[Request]: Select, from the material below, each line with "Österlen" in it.

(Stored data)
-.-.-

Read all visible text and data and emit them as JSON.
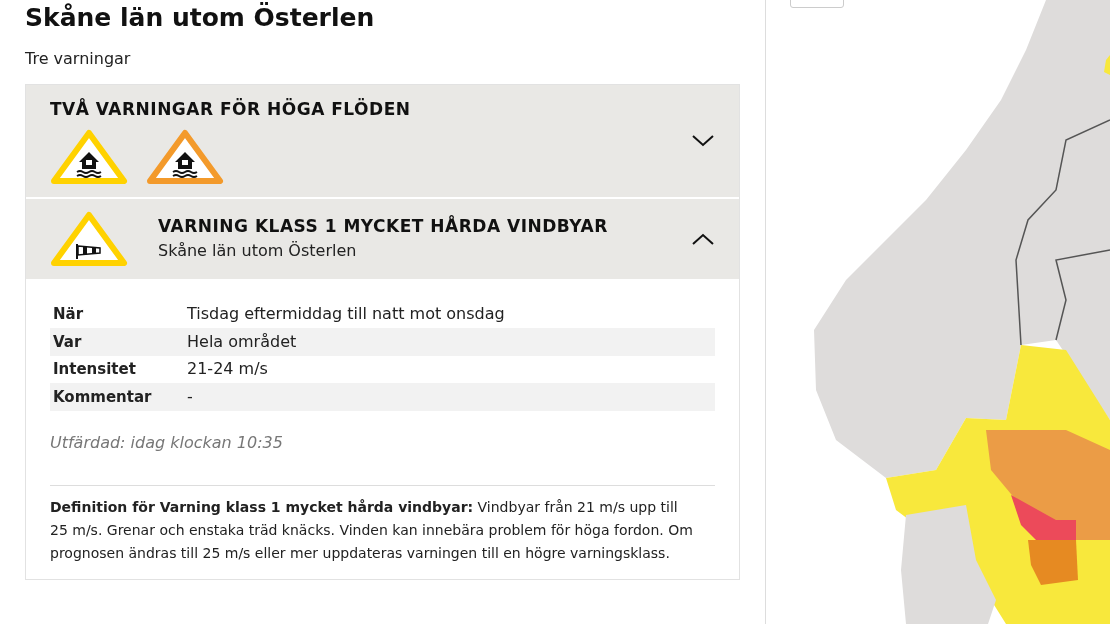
{
  "page": {
    "title": "Skåne län utom Österlen",
    "summary": "Tre varningar"
  },
  "warnings": [
    {
      "title": "TVÅ VARNINGAR FÖR HÖGA FLÖDEN",
      "expanded": false,
      "icons": [
        {
          "kind": "flood",
          "color": "#ffd200"
        },
        {
          "kind": "flood",
          "color": "#f39a2b"
        }
      ]
    },
    {
      "title": "VARNING KLASS 1 MYCKET HÅRDA VINDBYAR",
      "subtitle": "Skåne län utom Österlen",
      "expanded": true,
      "icons": [
        {
          "kind": "wind",
          "color": "#ffd200"
        }
      ],
      "details": [
        {
          "label": "När",
          "value": "Tisdag eftermiddag till natt mot onsdag"
        },
        {
          "label": "Var",
          "value": "Hela området"
        },
        {
          "label": "Intensitet",
          "value": "21-24 m/s"
        },
        {
          "label": "Kommentar",
          "value": "-"
        }
      ],
      "issued": "Utfärdad: idag klockan 10:35",
      "definition": "**Definition för Varning klass 1 mycket hårda vindbyar:**  Vindbyar från 21 m/s upp till 25 m/s. Grenar och enstaka träd knäcks. Vinden kan innebära problem för höga fordon. Om prognosen ändras till 25 m/s eller mer uppdateras varningen till en högre varningsklass."
    }
  ]
}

-.-.-

[Task output]:
    "title": "Skåne län utom Österlen",
      "subtitle": "Skåne län utom Österlen",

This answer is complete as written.